Work required — Transcribe each record below word for word.
* Begin Dataset *
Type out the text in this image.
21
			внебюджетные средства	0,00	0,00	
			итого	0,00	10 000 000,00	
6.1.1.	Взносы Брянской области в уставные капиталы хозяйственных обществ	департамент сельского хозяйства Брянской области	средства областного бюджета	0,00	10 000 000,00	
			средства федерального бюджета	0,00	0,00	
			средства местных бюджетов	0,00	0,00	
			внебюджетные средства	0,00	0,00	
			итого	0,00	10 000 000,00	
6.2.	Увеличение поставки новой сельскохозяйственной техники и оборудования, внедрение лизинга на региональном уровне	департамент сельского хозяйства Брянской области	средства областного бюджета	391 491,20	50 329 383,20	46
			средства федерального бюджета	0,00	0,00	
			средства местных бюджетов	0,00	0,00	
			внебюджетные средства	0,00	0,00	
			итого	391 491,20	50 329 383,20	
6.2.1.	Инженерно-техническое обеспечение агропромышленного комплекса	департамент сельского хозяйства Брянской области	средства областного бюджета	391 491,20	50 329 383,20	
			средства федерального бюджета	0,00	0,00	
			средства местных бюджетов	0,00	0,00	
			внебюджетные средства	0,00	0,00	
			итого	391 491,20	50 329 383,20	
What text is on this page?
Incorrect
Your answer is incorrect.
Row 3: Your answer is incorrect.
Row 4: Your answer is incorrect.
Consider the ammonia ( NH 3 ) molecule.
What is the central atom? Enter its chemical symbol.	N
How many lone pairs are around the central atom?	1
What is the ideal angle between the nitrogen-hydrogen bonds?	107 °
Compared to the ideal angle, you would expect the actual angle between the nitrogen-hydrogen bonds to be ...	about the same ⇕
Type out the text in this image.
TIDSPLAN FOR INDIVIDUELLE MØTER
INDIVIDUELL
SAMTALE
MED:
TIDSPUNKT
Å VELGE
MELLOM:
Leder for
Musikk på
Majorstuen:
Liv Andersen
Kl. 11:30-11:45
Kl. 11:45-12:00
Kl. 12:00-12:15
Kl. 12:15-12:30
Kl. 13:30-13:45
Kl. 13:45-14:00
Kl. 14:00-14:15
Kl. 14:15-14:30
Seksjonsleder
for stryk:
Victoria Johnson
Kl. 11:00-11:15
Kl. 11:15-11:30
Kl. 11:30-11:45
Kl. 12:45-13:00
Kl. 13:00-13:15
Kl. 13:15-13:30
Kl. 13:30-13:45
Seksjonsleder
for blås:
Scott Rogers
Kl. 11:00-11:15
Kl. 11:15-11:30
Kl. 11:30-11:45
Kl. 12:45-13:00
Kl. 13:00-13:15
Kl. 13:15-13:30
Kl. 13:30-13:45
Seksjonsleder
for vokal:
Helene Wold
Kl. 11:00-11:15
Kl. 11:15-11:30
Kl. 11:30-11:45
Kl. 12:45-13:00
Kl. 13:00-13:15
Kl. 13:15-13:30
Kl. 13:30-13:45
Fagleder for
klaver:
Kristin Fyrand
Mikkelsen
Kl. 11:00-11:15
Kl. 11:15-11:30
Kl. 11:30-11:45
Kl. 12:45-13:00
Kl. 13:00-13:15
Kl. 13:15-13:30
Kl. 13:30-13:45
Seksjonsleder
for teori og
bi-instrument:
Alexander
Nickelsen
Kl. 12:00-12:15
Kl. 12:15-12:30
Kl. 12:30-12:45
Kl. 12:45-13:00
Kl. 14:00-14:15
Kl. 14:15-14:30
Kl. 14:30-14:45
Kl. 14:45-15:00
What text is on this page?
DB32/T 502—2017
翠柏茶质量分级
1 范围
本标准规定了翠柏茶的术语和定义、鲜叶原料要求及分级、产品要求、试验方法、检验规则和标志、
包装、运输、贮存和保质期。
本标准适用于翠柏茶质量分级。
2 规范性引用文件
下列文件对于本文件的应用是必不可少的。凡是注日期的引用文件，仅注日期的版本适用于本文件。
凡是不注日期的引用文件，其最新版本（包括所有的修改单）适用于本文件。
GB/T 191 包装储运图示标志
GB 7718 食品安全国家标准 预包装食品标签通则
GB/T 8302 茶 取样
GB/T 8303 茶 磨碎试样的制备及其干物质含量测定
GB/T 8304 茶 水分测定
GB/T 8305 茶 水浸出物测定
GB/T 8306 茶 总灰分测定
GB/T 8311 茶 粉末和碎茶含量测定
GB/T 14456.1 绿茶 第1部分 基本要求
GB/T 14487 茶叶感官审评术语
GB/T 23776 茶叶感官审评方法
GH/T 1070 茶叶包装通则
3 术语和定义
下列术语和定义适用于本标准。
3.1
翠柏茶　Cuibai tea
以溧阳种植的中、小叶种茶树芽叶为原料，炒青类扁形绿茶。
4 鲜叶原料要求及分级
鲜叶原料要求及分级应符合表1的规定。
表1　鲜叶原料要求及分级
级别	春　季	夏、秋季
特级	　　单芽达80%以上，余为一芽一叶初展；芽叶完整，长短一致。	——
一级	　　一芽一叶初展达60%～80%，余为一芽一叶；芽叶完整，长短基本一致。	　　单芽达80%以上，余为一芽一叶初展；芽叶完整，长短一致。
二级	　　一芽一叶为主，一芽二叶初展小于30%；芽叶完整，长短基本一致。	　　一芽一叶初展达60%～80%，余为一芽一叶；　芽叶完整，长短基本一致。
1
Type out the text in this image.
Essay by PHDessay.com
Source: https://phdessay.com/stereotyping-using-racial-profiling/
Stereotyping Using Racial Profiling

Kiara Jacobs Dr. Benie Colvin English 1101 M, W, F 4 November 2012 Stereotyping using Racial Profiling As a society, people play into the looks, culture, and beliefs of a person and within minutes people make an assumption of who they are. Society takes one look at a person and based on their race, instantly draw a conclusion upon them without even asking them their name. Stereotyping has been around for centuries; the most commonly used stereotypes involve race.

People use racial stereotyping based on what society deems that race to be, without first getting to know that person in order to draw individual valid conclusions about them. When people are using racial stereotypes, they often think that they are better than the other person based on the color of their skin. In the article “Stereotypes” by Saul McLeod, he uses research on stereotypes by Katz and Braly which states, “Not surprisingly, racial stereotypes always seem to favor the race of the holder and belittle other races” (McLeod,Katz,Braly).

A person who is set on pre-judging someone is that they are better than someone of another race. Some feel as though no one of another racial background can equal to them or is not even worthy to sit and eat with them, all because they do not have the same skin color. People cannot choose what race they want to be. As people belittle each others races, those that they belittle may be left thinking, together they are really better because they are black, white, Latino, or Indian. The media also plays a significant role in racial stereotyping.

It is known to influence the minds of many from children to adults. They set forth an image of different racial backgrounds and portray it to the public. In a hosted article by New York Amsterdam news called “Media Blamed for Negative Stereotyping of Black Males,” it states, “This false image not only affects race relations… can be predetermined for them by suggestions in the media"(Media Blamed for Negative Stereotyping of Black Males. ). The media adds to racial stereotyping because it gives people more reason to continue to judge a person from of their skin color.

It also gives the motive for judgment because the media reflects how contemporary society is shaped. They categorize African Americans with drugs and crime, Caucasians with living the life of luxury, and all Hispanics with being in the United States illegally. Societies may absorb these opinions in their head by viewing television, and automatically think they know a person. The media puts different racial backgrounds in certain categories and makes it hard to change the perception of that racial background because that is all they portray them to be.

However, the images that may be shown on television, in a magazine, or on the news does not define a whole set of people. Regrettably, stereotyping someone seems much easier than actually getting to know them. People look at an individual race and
* End Dataset *
Solution for this exercise —
Type out the text in this image.
21
			внебюджетные средства	0,00	0,00	
			итого	0,00	10 000 000,00	
6.1.1.	Взносы Брянской области в уставные капиталы хозяйственных обществ	департамент сельского хозяйства Брянской области	средства областного бюджета	0,00	10 000 000,00	
			средства федерального бюджета	0,00	0,00	
			средства местных бюджетов	0,00	0,00	
			внебюджетные средства	0,00	0,00	
			итого	0,00	10 000 000,00	
6.2.	Увеличение поставки новой сельскохозяйственной техники и оборудования, внедрение лизинга на региональном уровне	департамент сельского хозяйства Брянской области	средства областного бюджета	391 491,20	50 329 383,20	46
			средства федерального бюджета	0,00	0,00	
			средства местных бюджетов	0,00	0,00	
			внебюджетные средства	0,00	0,00	
			итого	391 491,20	50 329 383,20	
6.2.1.	Инженерно-техническое обеспечение агропромышленного комплекса	департамент сельского хозяйства Брянской области	средства областного бюджета	391 491,20	50 329 383,20	
			средства федерального бюджета	0,00	0,00	
			средства местных бюджетов	0,00	0,00	
			внебюджетные средства	0,00	0,00	
			итого	391 491,20	50 329 383,20	
What text is on this page?
Incorrect
Your answer is incorrect.
Row 3: Your answer is incorrect.
Row 4: Your answer is incorrect.
Consider the ammonia ( NH 3 ) molecule.
What is the central atom? Enter its chemical symbol.	N
How many lone pairs are around the central atom?	1
What is the ideal angle between the nitrogen-hydrogen bonds?	107 °
Compared to the ideal angle, you would expect the actual angle between the nitrogen-hydrogen bonds to be ...	about the same ⇕
Type out the text in this image.
TIDSPLAN FOR INDIVIDUELLE MØTER
INDIVIDUELL
SAMTALE
MED:
TIDSPUNKT
Å VELGE
MELLOM:
Leder for
Musikk på
Majorstuen:
Liv Andersen
Kl. 11:30-11:45
Kl. 11:45-12:00
Kl. 12:00-12:15
Kl. 12:15-12:30
Kl. 13:30-13:45
Kl. 13:45-14:00
Kl. 14:00-14:15
Kl. 14:15-14:30
Seksjonsleder
for stryk:
Victoria Johnson
Kl. 11:00-11:15
Kl. 11:15-11:30
Kl. 11:30-11:45
Kl. 12:45-13:00
Kl. 13:00-13:15
Kl. 13:15-13:30
Kl. 13:30-13:45
Seksjonsleder
for blås:
Scott Rogers
Kl. 11:00-11:15
Kl. 11:15-11:30
Kl. 11:30-11:45
Kl. 12:45-13:00
Kl. 13:00-13:15
Kl. 13:15-13:30
Kl. 13:30-13:45
Seksjonsleder
for vokal:
Helene Wold
Kl. 11:00-11:15
Kl. 11:15-11:30
Kl. 11:30-11:45
Kl. 12:45-13:00
Kl. 13:00-13:15
Kl. 13:15-13:30
Kl. 13:30-13:45
Fagleder for
klaver:
Kristin Fyrand
Mikkelsen
Kl. 11:00-11:15
Kl. 11:15-11:30
Kl. 11:30-11:45
Kl. 12:45-13:00
Kl. 13:00-13:15
Kl. 13:15-13:30
Kl. 13:30-13:45
Seksjonsleder
for teori og
bi-instrument:
Alexander
Nickelsen
Kl. 12:00-12:15
Kl. 12:15-12:30
Kl. 12:30-12:45
Kl. 12:45-13:00
Kl. 14:00-14:15
Kl. 14:15-14:30
Kl. 14:30-14:45
Kl. 14:45-15:00
What text is on this page?
DB32/T 502—2017
翠柏茶质量分级
1 范围
本标准规定了翠柏茶的术语和定义、鲜叶原料要求及分级、产品要求、试验方法、检验规则和标志、
包装、运输、贮存和保质期。
本标准适用于翠柏茶质量分级。
2 规范性引用文件
下列文件对于本文件的应用是必不可少的。凡是注日期的引用文件，仅注日期的版本适用于本文件。
凡是不注日期的引用文件，其最新版本（包括所有的修改单）适用于本文件。
GB/T 191 包装储运图示标志
GB 7718 食品安全国家标准 预包装食品标签通则
GB/T 8302 茶 取样
GB/T 8303 茶 磨碎试样的制备及其干物质含量测定
GB/T 8304 茶 水分测定
GB/T 8305 茶 水浸出物测定
GB/T 8306 茶 总灰分测定
GB/T 8311 茶 粉末和碎茶含量测定
GB/T 14456.1 绿茶 第1部分 基本要求
GB/T 14487 茶叶感官审评术语
GB/T 23776 茶叶感官审评方法
GH/T 1070 茶叶包装通则
3 术语和定义
下列术语和定义适用于本标准。
3.1
翠柏茶　Cuibai tea
以溧阳种植的中、小叶种茶树芽叶为原料，炒青类扁形绿茶。
4 鲜叶原料要求及分级
鲜叶原料要求及分级应符合表1的规定。
表1　鲜叶原料要求及分级
级别	春　季	夏、秋季
特级	　　单芽达80%以上，余为一芽一叶初展；芽叶完整，长短一致。	——
一级	　　一芽一叶初展达60%～80%，余为一芽一叶；芽叶完整，长短基本一致。	　　单芽达80%以上，余为一芽一叶初展；芽叶完整，长短一致。
二级	　　一芽一叶为主，一芽二叶初展小于30%；芽叶完整，长短基本一致。	　　一芽一叶初展达60%～80%，余为一芽一叶；　芽叶完整，长短基本一致。
1
Type out the text in this image.
Essay by PHDessay.com
Source: https://phdessay.com/stereotyping-using-racial-profiling/
Stereotyping Using Racial Profiling

Kiara Jacobs Dr. Benie Colvin English 1101 M, W, F 4 November 2012 Stereotyping using Racial Profiling As a society, people play into the looks, culture, and beliefs of a person and within minutes people make an assumption of who they are. Society takes one look at a person and based on their race, instantly draw a conclusion upon them without even asking them their name. Stereotyping has been around for centuries; the most commonly used stereotypes involve race.

People use racial stereotyping based on what society deems that race to be, without first getting to know that person in order to draw individual valid conclusions about them. When people are using racial stereotypes, they often think that they are better than the other person based on the color of their skin. In the article “Stereotypes” by Saul McLeod, he uses research on stereotypes by Katz and Braly which states, “Not surprisingly, racial stereotypes always seem to favor the race of the holder and belittle other races” (McLeod,Katz,Braly).

A person who is set on pre-judging someone is that they are better than someone of another race. Some feel as though no one of another racial background can equal to them or is not even worthy to sit and eat with them, all because they do not have the same skin color. People cannot choose what race they want to be. As people belittle each others races, those that they belittle may be left thinking, together they are really better because they are black, white, Latino, or Indian. The media also plays a significant role in racial stereotyping.

It is known to influence the minds of many from children to adults. They set forth an image of different racial backgrounds and portray it to the public. In a hosted article by New York Amsterdam news called “Media Blamed for Negative Stereotyping of Black Males,” it states, “This false image not only affects race relations… can be predetermined for them by suggestions in the media"(Media Blamed for Negative Stereotyping of Black Males. ). The media adds to racial stereotyping because it gives people more reason to continue to judge a person from of their skin color.

It also gives the motive for judgment because the media reflects how contemporary society is shaped. They categorize African Americans with drugs and crime, Caucasians with living the life of luxury, and all Hispanics with being in the United States illegally. Societies may absorb these opinions in their head by viewing television, and automatically think they know a person. The media puts different racial backgrounds in certain categories and makes it hard to change the perception of that racial background because that is all they portray them to be.

However, the images that may be shown on television, in a magazine, or on the news does not define a whole set of people. Regrettably, stereotyping someone seems much easier than actually getting to know them. People look at an individual race and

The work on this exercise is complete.